PROBLEM REQUIREMENTS
Print all of the entries exactly, minus the pictures.
-*-*-
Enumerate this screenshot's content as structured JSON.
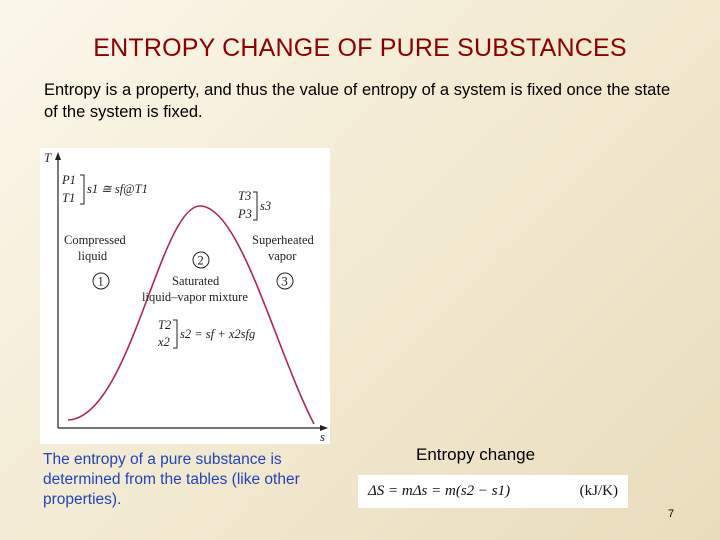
{
  "title": "ENTROPY CHANGE OF PURE SUBSTANCES",
  "intro": "Entropy is a property, and thus the value of entropy of a system is fixed once the state of the system is fixed.",
  "diagram": {
    "axis_t": "T",
    "axis_s": "s",
    "state1_props": [
      "P1",
      "T1"
    ],
    "state1_eq": "s1 ≅ sf@T1",
    "state3_props": [
      "T3",
      "P3"
    ],
    "state3_eq": "s3",
    "region_compressed": [
      "Compressed",
      "liquid"
    ],
    "region_superheated": [
      "Superheated",
      "vapor"
    ],
    "region_mixture": [
      "Saturated",
      "liquid–vapor mixture"
    ],
    "state2_props": [
      "T2",
      "x2"
    ],
    "state2_eq": "s2 = sf + x2sfg",
    "markers": [
      "1",
      "2",
      "3"
    ],
    "curve_color": "#b0245e"
  },
  "caption": "The entropy of a pure substance is determined from the tables (like other properties).",
  "entropy_change_label": "Entropy change",
  "equation": "ΔS = mΔs = m(s2 − s1)",
  "equation_units": "(kJ/K)",
  "page_number": "7"
}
-*-*-
EXERCISE OUTPUT
Enumerate this screenshot's content as structured JSON.
{
  "title": "ENTROPY CHANGE OF PURE SUBSTANCES",
  "intro": "Entropy is a property, and thus the value of entropy of a system is fixed once the state of the system is fixed.",
  "diagram": {
    "axis_t": "T",
    "axis_s": "s",
    "state1_props": [
      "P1",
      "T1"
    ],
    "state1_eq": "s1 ≅ sf@T1",
    "state3_props": [
      "T3",
      "P3"
    ],
    "state3_eq": "s3",
    "region_compressed": [
      "Compressed",
      "liquid"
    ],
    "region_superheated": [
      "Superheated",
      "vapor"
    ],
    "region_mixture": [
      "Saturated",
      "liquid–vapor mixture"
    ],
    "state2_props": [
      "T2",
      "x2"
    ],
    "state2_eq": "s2 = sf + x2sfg",
    "markers": [
      "1",
      "2",
      "3"
    ],
    "curve_color": "#b0245e"
  },
  "caption": "The entropy of a pure substance is determined from the tables (like other properties).",
  "entropy_change_label": "Entropy change",
  "equation": "ΔS = mΔs = m(s2 − s1)",
  "equation_units": "(kJ/K)",
  "page_number": "7"
}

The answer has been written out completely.